>> Begin Dataset excerpts
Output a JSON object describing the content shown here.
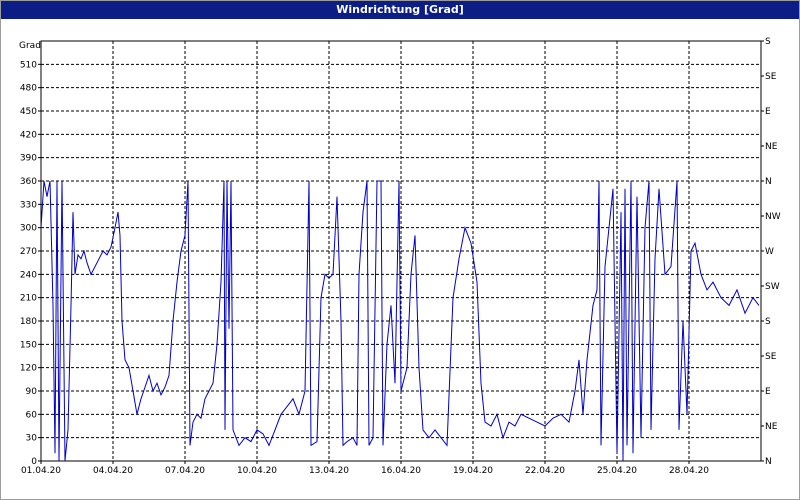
{
  "window": {
    "title": "Windrichtung [Grad]"
  },
  "chart_data": {
    "type": "line",
    "title": "Windrichtung [Grad]",
    "ylabel": "Grad",
    "ylim": [
      0,
      540
    ],
    "xlim": [
      "01.04.20",
      "01.05.20"
    ],
    "y_ticks": [
      0,
      30,
      60,
      90,
      120,
      150,
      180,
      210,
      240,
      270,
      300,
      330,
      360,
      390,
      420,
      450,
      480,
      510
    ],
    "x_ticks": [
      {
        "x": "01.04.20",
        "label": "01.04.20"
      },
      {
        "x": "04.04.20",
        "label": "04.04.20"
      },
      {
        "x": "07.04.20",
        "label": "07.04.20"
      },
      {
        "x": "10.04.20",
        "label": "10.04.20"
      },
      {
        "x": "13.04.20",
        "label": "13.04.20"
      },
      {
        "x": "16.04.20",
        "label": "16.04.20"
      },
      {
        "x": "19.04.20",
        "label": "19.04.20"
      },
      {
        "x": "22.04.20",
        "label": "22.04.20"
      },
      {
        "x": "25.04.20",
        "label": "25.04.20"
      },
      {
        "x": "28.04.20",
        "label": "28.04.20"
      }
    ],
    "right_axis": [
      {
        "y": 0,
        "label": "N"
      },
      {
        "y": 45,
        "label": "NE"
      },
      {
        "y": 90,
        "label": "E"
      },
      {
        "y": 135,
        "label": "SE"
      },
      {
        "y": 180,
        "label": "S"
      },
      {
        "y": 225,
        "label": "SW"
      },
      {
        "y": 270,
        "label": "W"
      },
      {
        "y": 315,
        "label": "NW"
      },
      {
        "y": 360,
        "label": "N"
      },
      {
        "y": 405,
        "label": "NE"
      },
      {
        "y": 450,
        "label": "E"
      },
      {
        "y": 495,
        "label": "SE"
      },
      {
        "y": 540,
        "label": "S"
      }
    ],
    "grid": true,
    "colors": {
      "line": "#0000cc",
      "grid": "#000000",
      "title_bar": "#0c1d86"
    },
    "series": [
      {
        "values": [
          [
            "01.04.20",
            300
          ],
          [
            "01.04.20 03:00",
            360
          ],
          [
            "01.04.20 06:00",
            340
          ],
          [
            "01.04.20 09:00",
            360
          ],
          [
            "01.04.20 12:00",
            200
          ],
          [
            "01.04.20 14:00",
            10
          ],
          [
            "01.04.20 16:00",
            360
          ],
          [
            "01.04.20 18:00",
            0
          ],
          [
            "01.04.20 21:00",
            360
          ],
          [
            "02.04.20",
            0
          ],
          [
            "02.04.20 03:00",
            40
          ],
          [
            "02.04.20 06:00",
            200
          ],
          [
            "02.04.20 08:00",
            320
          ],
          [
            "02.04.20 10:00",
            240
          ],
          [
            "02.04.20 13:00",
            265
          ],
          [
            "02.04.20 16:00",
            260
          ],
          [
            "02.04.20 19:00",
            270
          ],
          [
            "02.04.20 22:00",
            255
          ],
          [
            "03.04.20 02:00",
            240
          ],
          [
            "03.04.20 06:00",
            250
          ],
          [
            "03.04.20 10:00",
            260
          ],
          [
            "03.04.20 14:00",
            270
          ],
          [
            "03.04.20 18:00",
            265
          ],
          [
            "03.04.20 22:00",
            275
          ],
          [
            "04.04.20 02:00",
            300
          ],
          [
            "04.04.20 05:00",
            320
          ],
          [
            "04.04.20 07:00",
            290
          ],
          [
            "04.04.20 09:00",
            180
          ],
          [
            "04.04.20 12:00",
            130
          ],
          [
            "04.04.20 16:00",
            120
          ],
          [
            "04.04.20 20:00",
            90
          ],
          [
            "05.04.20",
            60
          ],
          [
            "05.04.20 04:00",
            80
          ],
          [
            "05.04.20 08:00",
            95
          ],
          [
            "05.04.20 12:00",
            110
          ],
          [
            "05.04.20 16:00",
            90
          ],
          [
            "05.04.20 20:00",
            100
          ],
          [
            "06.04.20",
            85
          ],
          [
            "06.04.20 04:00",
            95
          ],
          [
            "06.04.20 08:00",
            110
          ],
          [
            "06.04.20 12:00",
            180
          ],
          [
            "06.04.20 16:00",
            230
          ],
          [
            "06.04.20 20:00",
            270
          ],
          [
            "07.04.20",
            290
          ],
          [
            "07.04.20 03:00",
            360
          ],
          [
            "07.04.20 05:00",
            20
          ],
          [
            "07.04.20 08:00",
            50
          ],
          [
            "07.04.20 12:00",
            60
          ],
          [
            "07.04.20 16:00",
            55
          ],
          [
            "07.04.20 20:00",
            80
          ],
          [
            "08.04.20",
            90
          ],
          [
            "08.04.20 04:00",
            100
          ],
          [
            "08.04.20 08:00",
            150
          ],
          [
            "08.04.20 12:00",
            230
          ],
          [
            "08.04.20 15:00",
            360
          ],
          [
            "08.04.20 16:00",
            40
          ],
          [
            "08.04.20 18:00",
            360
          ],
          [
            "08.04.20 20:00",
            170
          ],
          [
            "08.04.20 22:00",
            360
          ],
          [
            "09.04.20",
            40
          ],
          [
            "09.04.20 06:00",
            20
          ],
          [
            "09.04.20 12:00",
            30
          ],
          [
            "09.04.20 18:00",
            25
          ],
          [
            "10.04.20",
            40
          ],
          [
            "10.04.20 06:00",
            35
          ],
          [
            "10.04.20 12:00",
            20
          ],
          [
            "10.04.20 18:00",
            40
          ],
          [
            "11.04.20",
            60
          ],
          [
            "11.04.20 06:00",
            70
          ],
          [
            "11.04.20 12:00",
            80
          ],
          [
            "11.04.20 18:00",
            60
          ],
          [
            "12.04.20",
            90
          ],
          [
            "12.04.20 04:00",
            360
          ],
          [
            "12.04.20 06:00",
            20
          ],
          [
            "12.04.20 12:00",
            25
          ],
          [
            "12.04.20 16:00",
            210
          ],
          [
            "12.04.20 20:00",
            240
          ],
          [
            "13.04.20",
            235
          ],
          [
            "13.04.20 04:00",
            240
          ],
          [
            "13.04.20 08:00",
            340
          ],
          [
            "13.04.20 12:00",
            180
          ],
          [
            "13.04.20 14:00",
            20
          ],
          [
            "13.04.20 18:00",
            25
          ],
          [
            "14.04.20",
            30
          ],
          [
            "14.04.20 04:00",
            20
          ],
          [
            "14.04.20 06:00",
            240
          ],
          [
            "14.04.20 10:00",
            320
          ],
          [
            "14.04.20 14:00",
            360
          ],
          [
            "14.04.20 16:00",
            20
          ],
          [
            "14.04.20 20:00",
            30
          ],
          [
            "15.04.20",
            360
          ],
          [
            "15.04.20 04:00",
            360
          ],
          [
            "15.04.20 06:00",
            20
          ],
          [
            "15.04.20 10:00",
            150
          ],
          [
            "15.04.20 14:00",
            200
          ],
          [
            "15.04.20 18:00",
            100
          ],
          [
            "15.04.20 22:00",
            360
          ],
          [
            "16.04.20",
            90
          ],
          [
            "16.04.20 06:00",
            120
          ],
          [
            "16.04.20 10:00",
            240
          ],
          [
            "16.04.20 14:00",
            290
          ],
          [
            "16.04.20 18:00",
            120
          ],
          [
            "16.04.20 22:00",
            40
          ],
          [
            "17.04.20 04:00",
            30
          ],
          [
            "17.04.20 10:00",
            40
          ],
          [
            "17.04.20 16:00",
            30
          ],
          [
            "17.04.20 22:00",
            20
          ],
          [
            "18.04.20 04:00",
            210
          ],
          [
            "18.04.20 10:00",
            260
          ],
          [
            "18.04.20 16:00",
            300
          ],
          [
            "18.04.20 22:00",
            280
          ],
          [
            "19.04.20 04:00",
            230
          ],
          [
            "19.04.20 08:00",
            100
          ],
          [
            "19.04.20 12:00",
            50
          ],
          [
            "19.04.20 18:00",
            45
          ],
          [
            "20.04.20",
            60
          ],
          [
            "20.04.20 06:00",
            30
          ],
          [
            "20.04.20 12:00",
            50
          ],
          [
            "20.04.20 18:00",
            45
          ],
          [
            "21.04.20",
            60
          ],
          [
            "21.04.20 08:00",
            55
          ],
          [
            "21.04.20 16:00",
            50
          ],
          [
            "22.04.20",
            45
          ],
          [
            "22.04.20 08:00",
            55
          ],
          [
            "22.04.20 16:00",
            60
          ],
          [
            "23.04.20",
            50
          ],
          [
            "23.04.20 06:00",
            90
          ],
          [
            "23.04.20 10:00",
            130
          ],
          [
            "23.04.20 14:00",
            60
          ],
          [
            "23.04.20 18:00",
            130
          ],
          [
            "24.04.20",
            200
          ],
          [
            "24.04.20 04:00",
            220
          ],
          [
            "24.04.20 06:00",
            360
          ],
          [
            "24.04.20 08:00",
            20
          ],
          [
            "24.04.20 12:00",
            250
          ],
          [
            "24.04.20 16:00",
            300
          ],
          [
            "24.04.20 20:00",
            350
          ],
          [
            "25.04.20",
            10
          ],
          [
            "25.04.20 04:00",
            320
          ],
          [
            "25.04.20 06:00",
            0
          ],
          [
            "25.04.20 08:00",
            350
          ],
          [
            "25.04.20 10:00",
            20
          ],
          [
            "25.04.20 14:00",
            360
          ],
          [
            "25.04.20 16:00",
            10
          ],
          [
            "25.04.20 20:00",
            340
          ],
          [
            "26.04.20",
            30
          ],
          [
            "26.04.20 04:00",
            300
          ],
          [
            "26.04.20 08:00",
            360
          ],
          [
            "26.04.20 10:00",
            40
          ],
          [
            "26.04.20 14:00",
            260
          ],
          [
            "26.04.20 18:00",
            350
          ],
          [
            "27.04.20",
            240
          ],
          [
            "27.04.20 06:00",
            250
          ],
          [
            "27.04.20 12:00",
            360
          ],
          [
            "27.04.20 14:00",
            40
          ],
          [
            "27.04.20 18:00",
            180
          ],
          [
            "27.04.20 22:00",
            60
          ],
          [
            "28.04.20 02:00",
            270
          ],
          [
            "28.04.20 06:00",
            280
          ],
          [
            "28.04.20 12:00",
            240
          ],
          [
            "28.04.20 18:00",
            220
          ],
          [
            "29.04.20",
            230
          ],
          [
            "29.04.20 08:00",
            210
          ],
          [
            "29.04.20 16:00",
            200
          ],
          [
            "30.04.20",
            220
          ],
          [
            "30.04.20 08:00",
            190
          ],
          [
            "30.04.20 16:00",
            210
          ],
          [
            "30.04.20 22:00",
            200
          ]
        ]
      }
    ]
  }
}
>> End Dataset excerpts
→ **What is being asked**
Copy all lines of the material above where the string "Grad" occurs.

→ **Reply**
    "title": "Windrichtung [Grad]"
    "title": "Windrichtung [Grad]",
    "ylabel": "Grad",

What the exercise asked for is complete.